• WHAT IS EXPECTED
Every entry below should be repeated exactly; the pictures should not.

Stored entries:
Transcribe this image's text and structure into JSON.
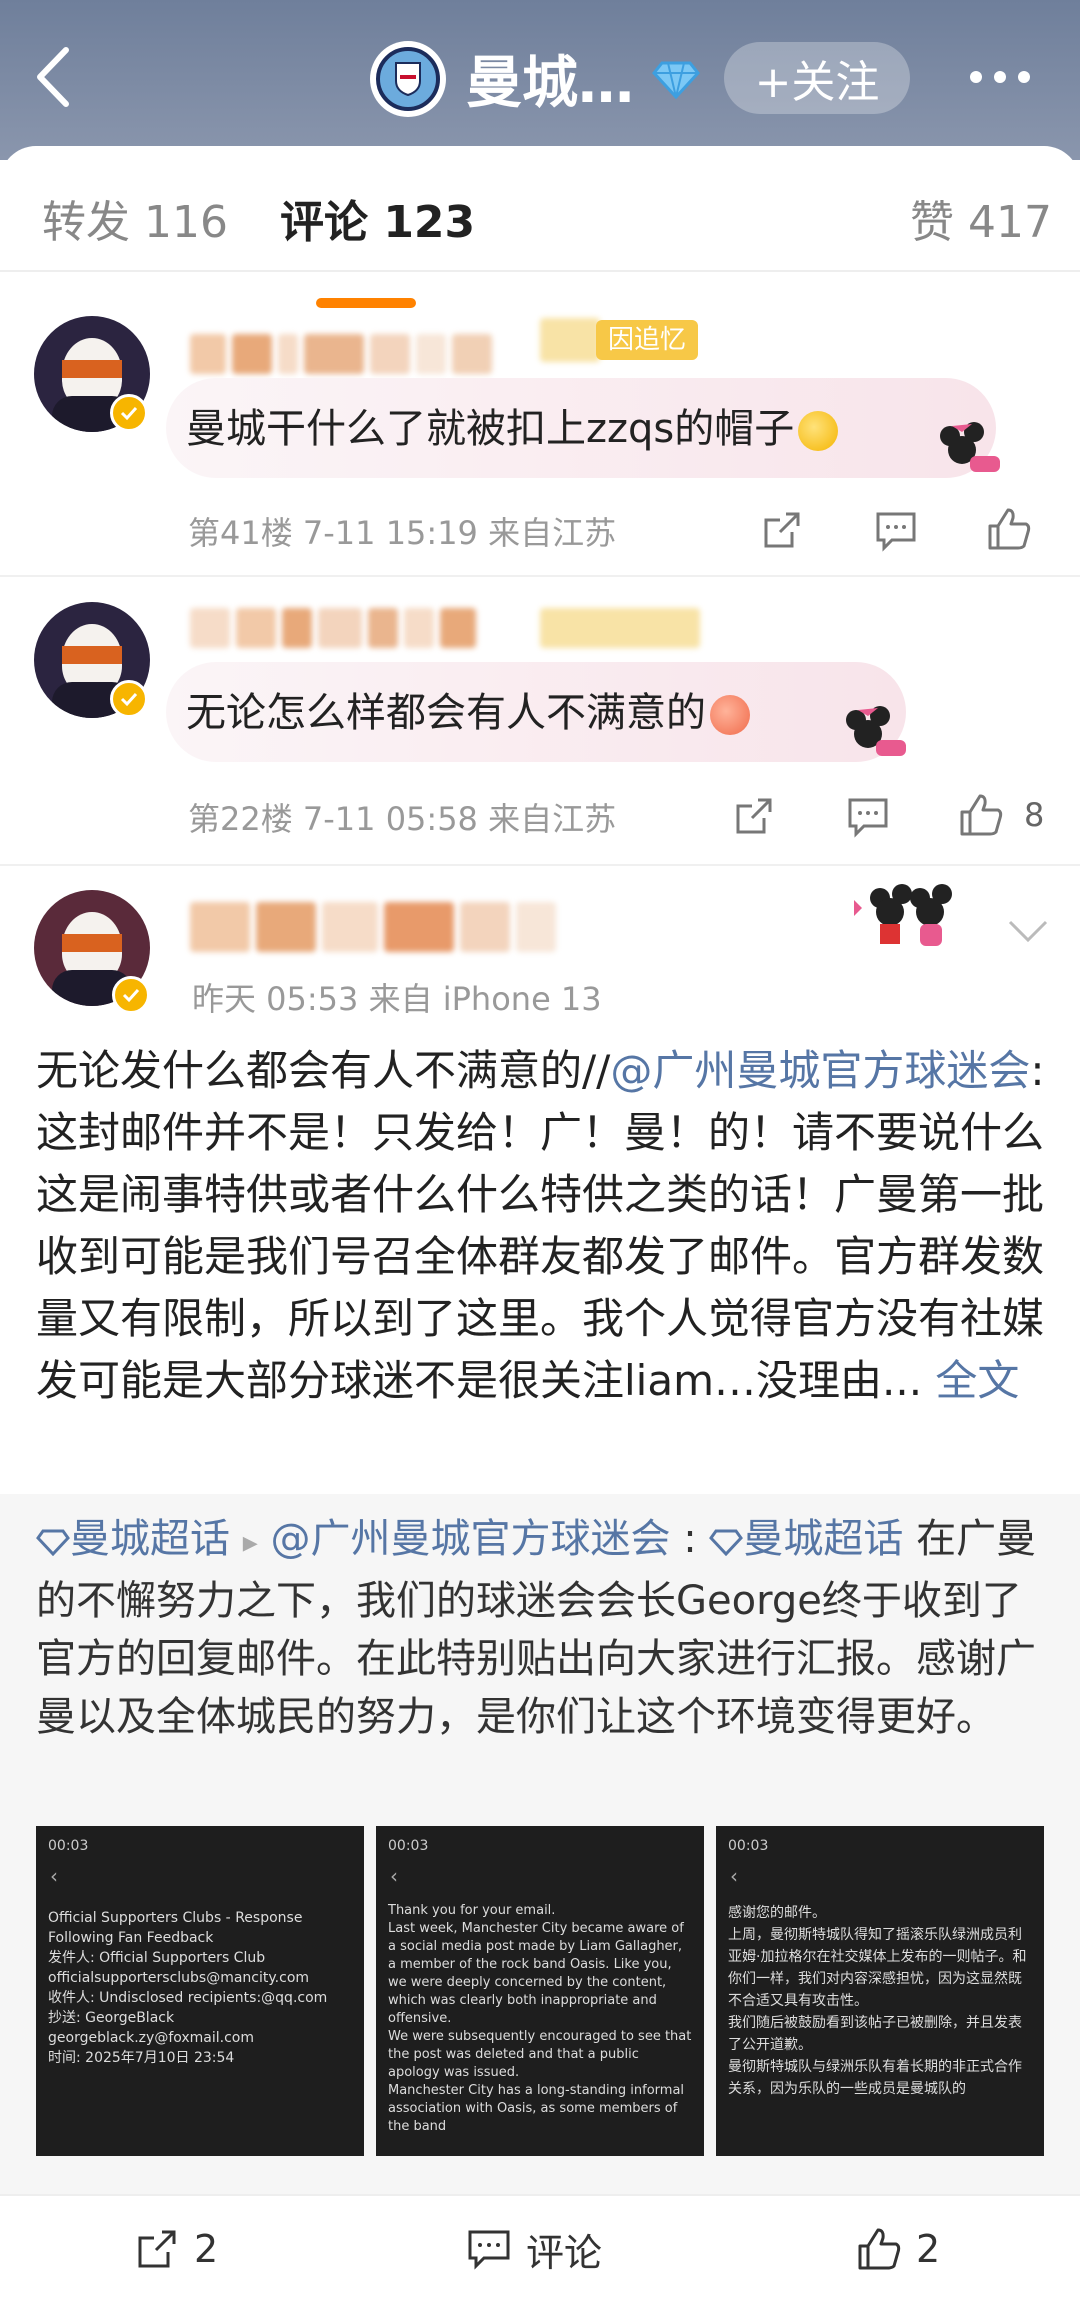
{
  "header": {
    "title": "曼城…",
    "follow_label": "+关注"
  },
  "tabs": [
    {
      "label": "转发 116"
    },
    {
      "label": "评论 123"
    },
    {
      "label": "赞 417"
    }
  ],
  "comments": [
    {
      "tag": "因追忆",
      "text": "曼城干什么了就被扣上zzqs的帽子",
      "meta": "第41楼  7-11 15:19  来自江苏",
      "likes": ""
    },
    {
      "text": "无论怎么样都会有人不满意的",
      "meta": "第22楼  7-11 05:58  来自江苏",
      "likes": "8"
    }
  ],
  "post": {
    "meta": "昨天 05:53   来自 iPhone 13",
    "text_a": "无论发什么都会有人不满意的//",
    "mention": "@广州曼城官方球迷会",
    "text_b": ":这封邮件并不是！只发给！广！曼！的！请不要说什么这是闹事特供或者什么什么特供之类的话！广曼第一批收到可能是我们号召全体群友都发了邮件。官方群发数量又有限制，所以到了这里。我个人觉得官方没有社媒发可能是大部分球迷不是很关注liam…没理由...",
    "full_text_link": "全文"
  },
  "quote": {
    "topic": "曼城超话",
    "arrow": "▸",
    "author": "@广州曼城官方球迷会",
    "colon": " :",
    "topic2": "曼城超话",
    "text": " 在广曼的不懈努力之下，我们的球迷会会长George终于收到了官方的回复邮件。在此特别贴出向大家进行汇报。感谢广曼以及全体城民的努力，是你们让这个环境变得更好。"
  },
  "thumbnails": [
    {
      "status": "00:03",
      "lines": "Official Supporters Clubs - Response Following Fan Feedback\n发件人: Official Supporters Club  officialsupportersclubs@mancity.com\n收件人: Undisclosed recipients:@qq.com\n抄送: GeorgeBlack georgeblack.zy@foxmail.com\n时间: 2025年7月10日 23:54"
    },
    {
      "status": "00:03",
      "lines": "Thank you for your email.\nLast week, Manchester City became aware of a social media post made by Liam Gallagher, a member of the rock band Oasis. Like you, we were deeply concerned by the content, which was clearly both inappropriate and offensive.\nWe were subsequently encouraged to see that the post was deleted and that a public apology was issued.\nManchester City has a long-standing informal association with Oasis, as some members of the band"
    },
    {
      "status": "00:03",
      "lines": "感谢您的邮件。\n上周，曼彻斯特城队得知了摇滚乐队绿洲成员利亚姆·加拉格尔在社交媒体上发布的一则帖子。和你们一样，我们对内容深感担忧，因为这显然既不合适又具有攻击性。\n我们随后被鼓励看到该帖子已被删除，并且发表了公开道歉。\n曼彻斯特城队与绿洲乐队有着长期的非正式合作关系，因为乐队的一些成员是曼城队的"
    }
  ],
  "bottom_bar": {
    "repost_count": "2",
    "comment_label": "评论",
    "like_count": "2"
  },
  "colors": {
    "accent": "#ff8200",
    "link": "#5676a5",
    "header_bg": "#7a88a2"
  }
}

• EXPECTED OUTPUT
Transcribe this image's text and structure into JSON.
{
  "header": {
    "title": "曼城…",
    "follow_label": "+关注"
  },
  "tabs": [
    {
      "label": "转发 116"
    },
    {
      "label": "评论 123"
    },
    {
      "label": "赞 417"
    }
  ],
  "comments": [
    {
      "tag": "因追忆",
      "text": "曼城干什么了就被扣上zzqs的帽子",
      "meta": "第41楼  7-11 15:19  来自江苏",
      "likes": ""
    },
    {
      "text": "无论怎么样都会有人不满意的",
      "meta": "第22楼  7-11 05:58  来自江苏",
      "likes": "8"
    }
  ],
  "post": {
    "meta": "昨天 05:53   来自 iPhone 13",
    "text_a": "无论发什么都会有人不满意的//",
    "mention": "@广州曼城官方球迷会",
    "text_b": ":这封邮件并不是！只发给！广！曼！的！请不要说什么这是闹事特供或者什么什么特供之类的话！广曼第一批收到可能是我们号召全体群友都发了邮件。官方群发数量又有限制，所以到了这里。我个人觉得官方没有社媒发可能是大部分球迷不是很关注liam…没理由...",
    "full_text_link": "全文"
  },
  "quote": {
    "topic": "曼城超话",
    "arrow": "▸",
    "author": "@广州曼城官方球迷会",
    "colon": " :",
    "topic2": "曼城超话",
    "text": " 在广曼的不懈努力之下，我们的球迷会会长George终于收到了官方的回复邮件。在此特别贴出向大家进行汇报。感谢广曼以及全体城民的努力，是你们让这个环境变得更好。"
  },
  "thumbnails": [
    {
      "status": "00:03",
      "lines": "Official Supporters Clubs - Response Following Fan Feedback\n发件人: Official Supporters Club  officialsupportersclubs@mancity.com\n收件人: Undisclosed recipients:@qq.com\n抄送: GeorgeBlack georgeblack.zy@foxmail.com\n时间: 2025年7月10日 23:54"
    },
    {
      "status": "00:03",
      "lines": "Thank you for your email.\nLast week, Manchester City became aware of a social media post made by Liam Gallagher, a member of the rock band Oasis. Like you, we were deeply concerned by the content, which was clearly both inappropriate and offensive.\nWe were subsequently encouraged to see that the post was deleted and that a public apology was issued.\nManchester City has a long-standing informal association with Oasis, as some members of the band"
    },
    {
      "status": "00:03",
      "lines": "感谢您的邮件。\n上周，曼彻斯特城队得知了摇滚乐队绿洲成员利亚姆·加拉格尔在社交媒体上发布的一则帖子。和你们一样，我们对内容深感担忧，因为这显然既不合适又具有攻击性。\n我们随后被鼓励看到该帖子已被删除，并且发表了公开道歉。\n曼彻斯特城队与绿洲乐队有着长期的非正式合作关系，因为乐队的一些成员是曼城队的"
    }
  ],
  "bottom_bar": {
    "repost_count": "2",
    "comment_label": "评论",
    "like_count": "2"
  },
  "colors": {
    "accent": "#ff8200",
    "link": "#5676a5",
    "header_bg": "#7a88a2"
  }
}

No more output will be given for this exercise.